EXERCISE:
Find the lines that include the string "about" and report how many there are. Give no other text.

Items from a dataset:
<<<<

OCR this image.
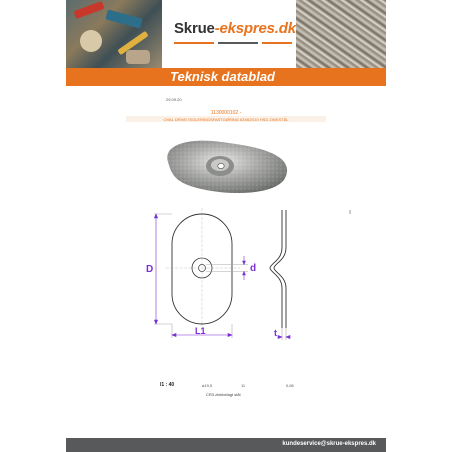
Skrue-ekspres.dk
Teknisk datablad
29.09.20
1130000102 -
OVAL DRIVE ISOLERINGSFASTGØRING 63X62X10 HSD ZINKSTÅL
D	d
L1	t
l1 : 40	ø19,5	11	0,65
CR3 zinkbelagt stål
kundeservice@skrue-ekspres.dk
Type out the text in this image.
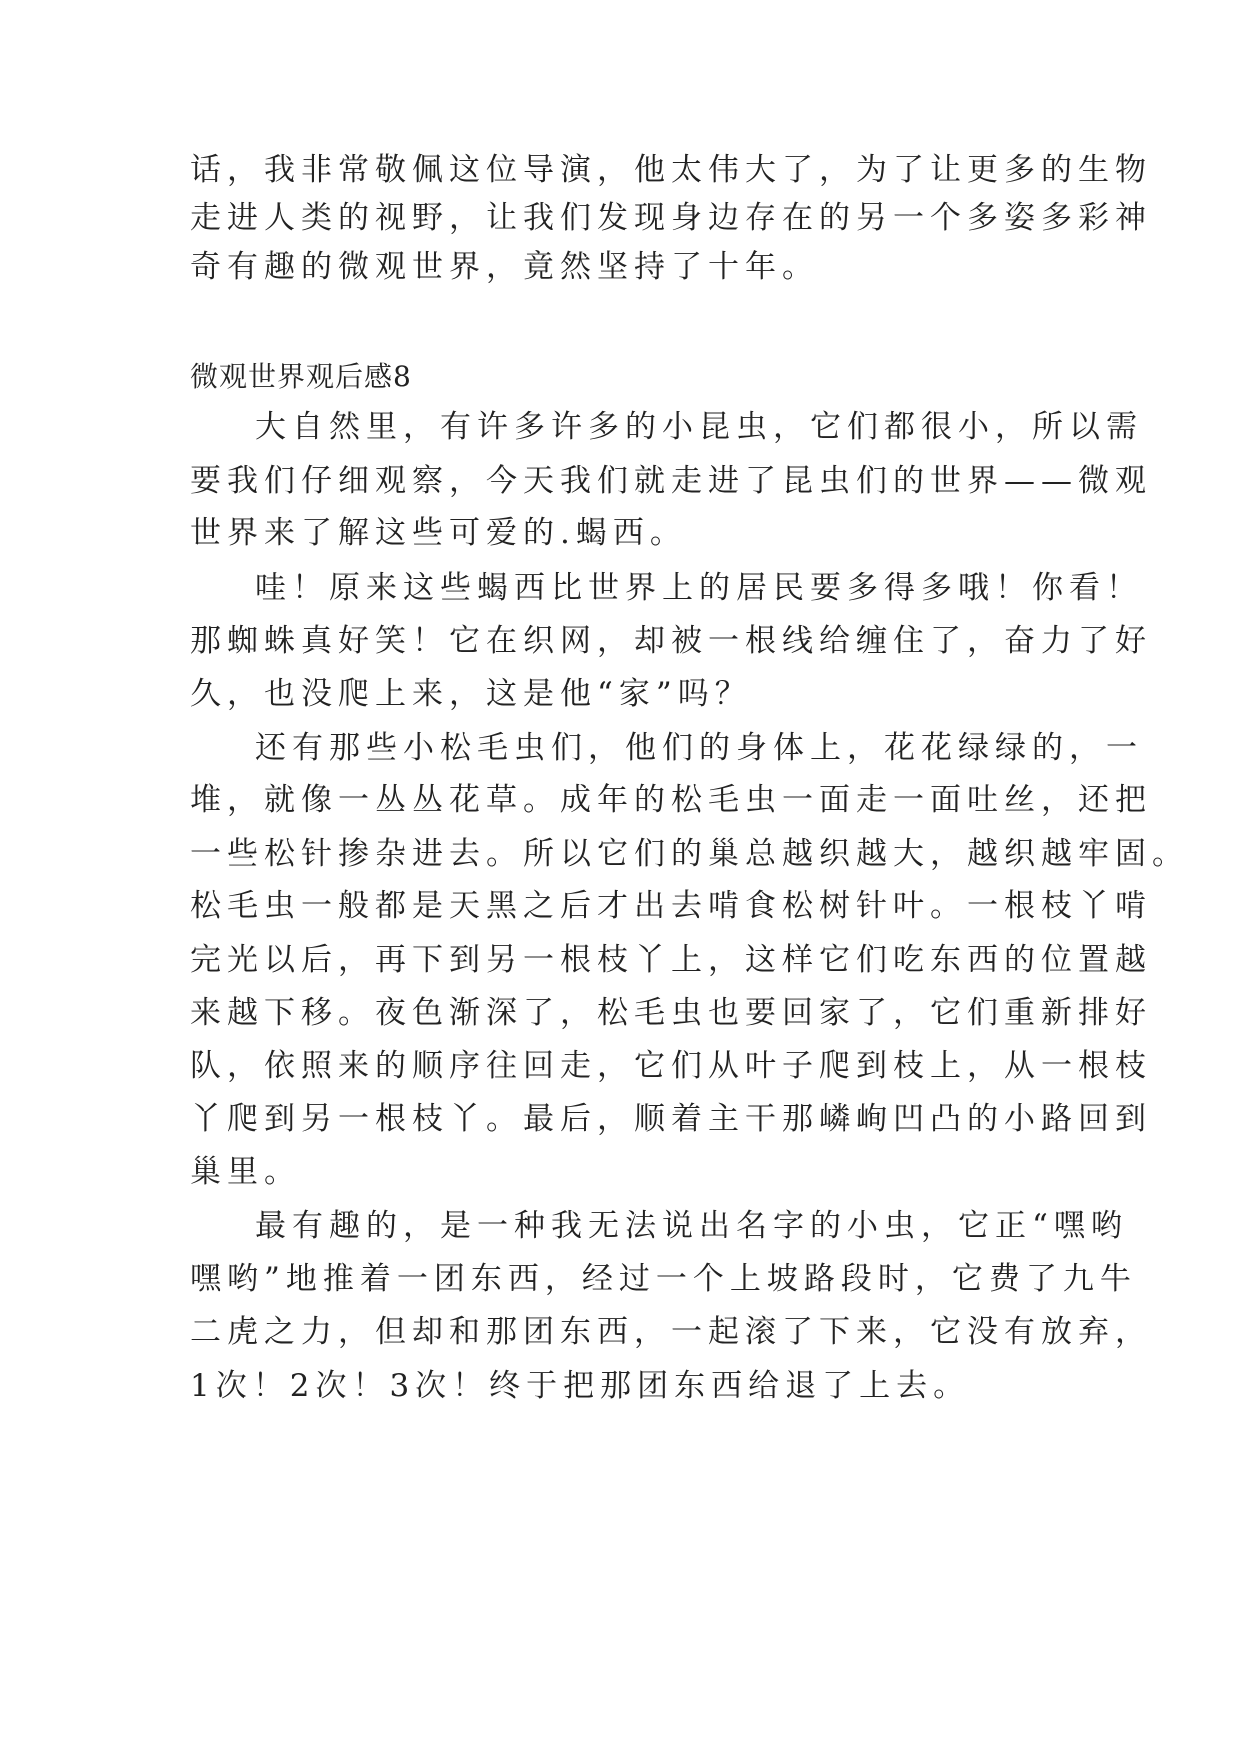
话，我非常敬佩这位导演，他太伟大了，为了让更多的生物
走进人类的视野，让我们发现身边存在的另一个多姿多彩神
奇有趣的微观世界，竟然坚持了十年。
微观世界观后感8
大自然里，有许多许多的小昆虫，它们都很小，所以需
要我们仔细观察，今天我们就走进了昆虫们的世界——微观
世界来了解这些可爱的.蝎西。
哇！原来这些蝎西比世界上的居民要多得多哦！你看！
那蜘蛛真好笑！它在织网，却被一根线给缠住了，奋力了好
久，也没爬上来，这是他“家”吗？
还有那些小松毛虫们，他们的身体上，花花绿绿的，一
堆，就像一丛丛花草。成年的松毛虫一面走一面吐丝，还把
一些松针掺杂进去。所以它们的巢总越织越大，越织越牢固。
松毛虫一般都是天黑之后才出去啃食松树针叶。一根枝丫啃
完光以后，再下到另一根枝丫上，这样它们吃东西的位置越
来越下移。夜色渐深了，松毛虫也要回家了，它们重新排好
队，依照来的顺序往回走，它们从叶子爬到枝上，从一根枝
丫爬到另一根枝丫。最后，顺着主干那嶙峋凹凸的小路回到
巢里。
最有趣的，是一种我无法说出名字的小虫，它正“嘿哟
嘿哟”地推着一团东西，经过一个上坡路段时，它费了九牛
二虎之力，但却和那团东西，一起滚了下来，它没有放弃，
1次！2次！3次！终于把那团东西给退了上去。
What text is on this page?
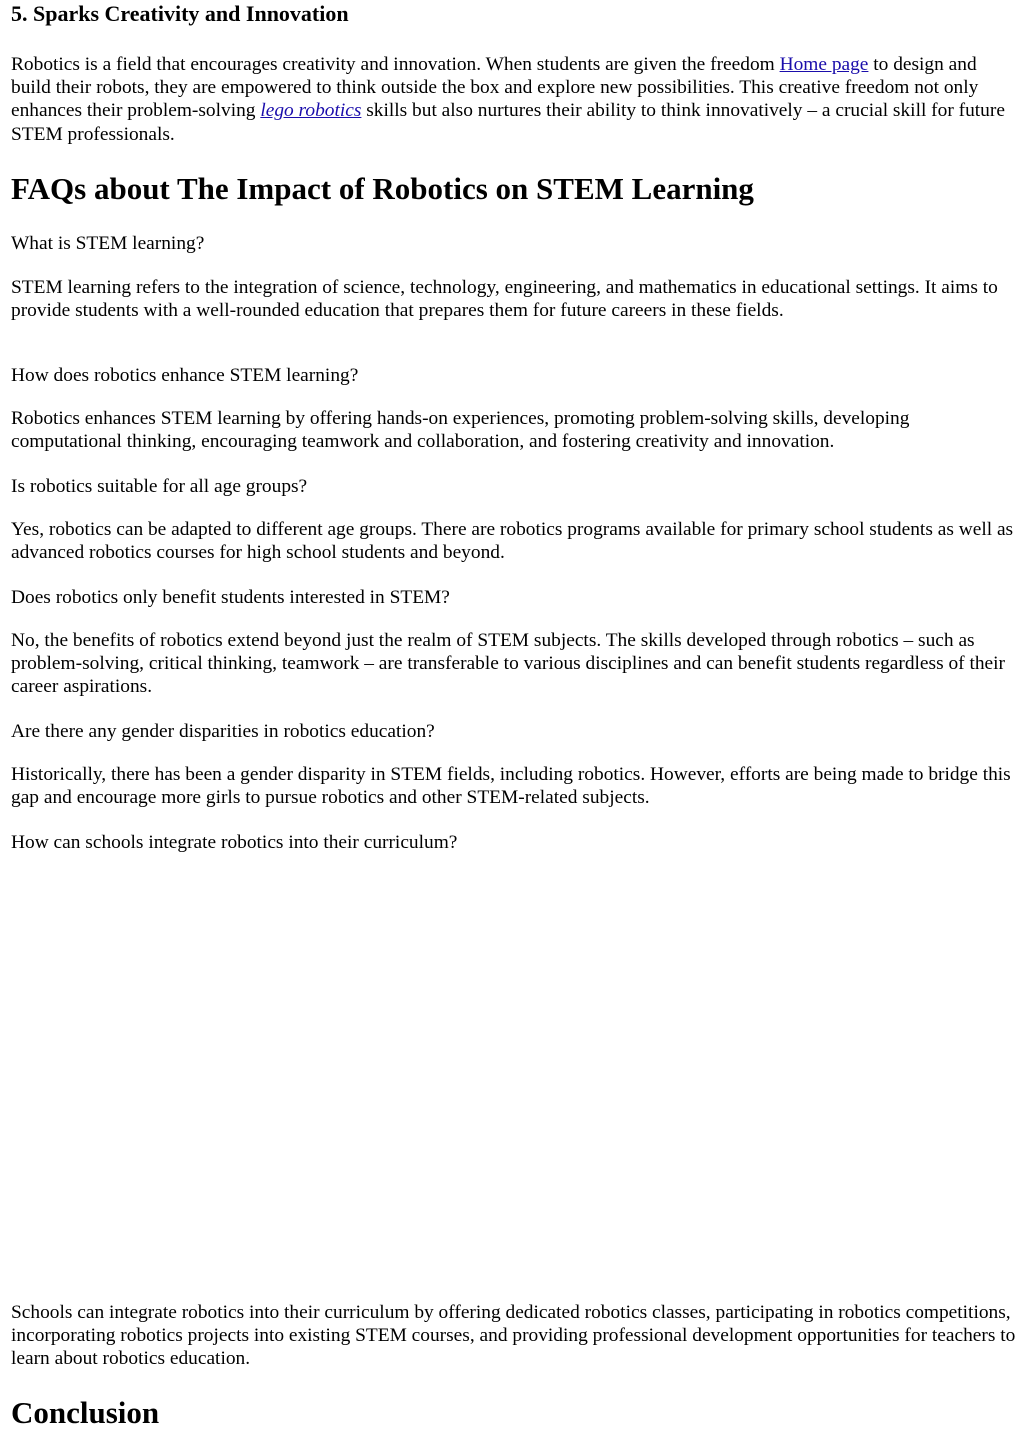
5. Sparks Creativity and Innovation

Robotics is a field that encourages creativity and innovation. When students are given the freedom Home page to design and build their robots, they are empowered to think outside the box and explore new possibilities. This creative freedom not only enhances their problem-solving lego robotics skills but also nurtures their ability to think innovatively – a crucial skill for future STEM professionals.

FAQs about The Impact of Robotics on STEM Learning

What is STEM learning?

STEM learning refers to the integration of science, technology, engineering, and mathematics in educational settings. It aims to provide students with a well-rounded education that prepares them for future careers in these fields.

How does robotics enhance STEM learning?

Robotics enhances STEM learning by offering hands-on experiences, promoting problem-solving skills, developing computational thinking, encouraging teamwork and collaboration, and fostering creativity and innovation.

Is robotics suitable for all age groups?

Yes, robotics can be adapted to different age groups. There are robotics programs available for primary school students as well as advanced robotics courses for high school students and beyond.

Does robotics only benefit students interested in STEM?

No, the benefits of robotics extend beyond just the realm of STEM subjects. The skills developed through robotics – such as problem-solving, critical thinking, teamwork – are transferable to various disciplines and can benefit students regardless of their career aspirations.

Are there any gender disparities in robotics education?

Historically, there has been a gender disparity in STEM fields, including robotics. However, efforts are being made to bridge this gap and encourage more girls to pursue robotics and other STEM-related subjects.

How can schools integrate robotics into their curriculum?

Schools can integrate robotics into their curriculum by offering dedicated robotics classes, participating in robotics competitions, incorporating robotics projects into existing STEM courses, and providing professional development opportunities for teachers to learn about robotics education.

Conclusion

>>>>

WRITTEN RESPONSE:
2